Supplied text
It started when I was thinking about you. I thought – Easter’s coming, and maybe you’ll be having a ham. If you are, chances are you’ll have leftovers. And what better justice is there to do leftover ham other than a spicy-sweet Southern-style deviled ham salad?

And because everything is just that much better when served in a trio, I happily dreamed up not one but TWO more dreamy-creamy salads for this magical lunchtime affair.

Truffled. Egg. Salad. Oh, yes. This one’s a must. If you don’t already have your cabinets stocked with truffle oil and truffle salt, then this would be the perfect reason to do so. You know what they I say: A truffle-less kitchen is a loveless kitchen. Unless you don’t like truffle, but I’m pretty sure if you try it with eggs, you may be converted. They are a special duo, indeed.

Plus, if you’re lucky enough to be participating in an egg hunt, you’ll have plenty of  leftover hard-boiled eggs to use. People do that, right? … make egg salad from leftover Easter eggs? Pretty sure that’s a thing.

And for all of the picky-folk out there who won’t touch egg salad or ham salad, we have a lovely lemony-tarragon chicken salad to round things out. It’s all about providing variety when you’re serving up a trio of salads like this – keep it in the family, but make them different enough to attract different taste-buds. I guarantee everyone will find at least one they’re crazy about.

Serve it all up on a platter over a bed of greens – I used arugula, a spring mix, and watercress – and offer a few types of breads and rolls (croissants are a must) on the side for sandwiches.

It’s a lovely springtime lunch, indeed.

Deviled Ham Salad

  • 1 pound cooked ham, roughly chopped
  • 1 cup mayonnaise {I use olive oil mayo}
  • 1 – 2 tablespoons dijon mustard
  • 2 jalapeños, seeded  and roughly chopped
  • 3 – 4 scallions, sliced
  • 1/2 cup chopped dill pickles
  • 1/2 cup chopped “wickles” or sweet pickles
  • 1 teaspoon paprika
  • Dash of worcestershire
  • Dash of hot sauce

Add all ingredients to bowl of food processor. Pulse until well-combined and finely chopped. Taste and adjust for flavors – add more dijon for tanginess, or more hot sauce to spice it up. You won’t need any salt, since the ham and the pickles provide plenty. More “wickles” for me, please!

Truffled Egg Salad

  • 12 hard-boiled eggs, peeled {click here for the best way to boil ‘em}
  • 2 tablespoons dijon mustard
  • 1/4 cup truffle oil
  • 1/2 cup mayonnaise
  • 1/2 teaspoon truffle salt
  • 2 teaspoons snipped chives
  • Freshly ground black pepper to taste

Place whole eggs in a large bowl and begin to break them up with a potato masher. Add remaining ingredients, and mash away until you get the texture where you want it. Check for seasoning and adjust accordingly. Thinking about adding an extra drizzle of truffle oil overtop before serving? Do it.

Given records
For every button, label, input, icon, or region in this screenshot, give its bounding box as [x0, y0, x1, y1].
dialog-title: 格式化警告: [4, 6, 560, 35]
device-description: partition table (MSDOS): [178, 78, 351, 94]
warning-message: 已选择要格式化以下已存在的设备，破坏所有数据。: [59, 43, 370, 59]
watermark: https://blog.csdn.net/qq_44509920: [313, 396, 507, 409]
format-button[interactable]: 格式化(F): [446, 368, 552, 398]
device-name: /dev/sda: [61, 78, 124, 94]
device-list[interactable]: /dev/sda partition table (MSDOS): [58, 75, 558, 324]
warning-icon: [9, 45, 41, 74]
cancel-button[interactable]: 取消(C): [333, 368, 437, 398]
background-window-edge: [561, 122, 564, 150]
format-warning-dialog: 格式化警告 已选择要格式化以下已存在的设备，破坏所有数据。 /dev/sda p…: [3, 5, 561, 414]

Jobs
• A. According to the Easter salad-trio post, which greens go under the salads on the serving platter?
• B. Carry the Easter salad-trio post on from its last sentence.

Final answers
• A. Arugula, a spring mix, and watercress.

• B.
Lemony-Tarragon Chicken Salad

  • 3/4 cup mayonnaise
  • 1/4 cup crème fraîche
  • Juice of 1 lemon
  • 1 tablespoon chopped tarragon
  • Kosher salt and freshly ground black pepper
  • 1 rotisserie chicken, meat removed and chopped
  • 2 stalks celery, chopped
  • 1/2 red onion, chopped
  • 1/2 cup slivered almonds, toasted

Whisk the first 4 ingredients in a large bowl. Season to taste; start with 1 teaspoon salt and 1/2 teaspoon pepper and go from there.

Toss the rest of the ingredients into the dressing, adding the almonds just before serving (the longer they sit in the salad, the less crunchy they become). Check for seasoning and adjust accordingly.


8 responses to trio of creamy {spring} salads.

  1. avatar

    Ok, I seriously wish I was your friend so that I could attend your fabulous brunches/lunches/dinner parties! All of these look great, but I’m especially excited to try the ham salad. I used to eat that all the time as a kid, but haven’t had it for years!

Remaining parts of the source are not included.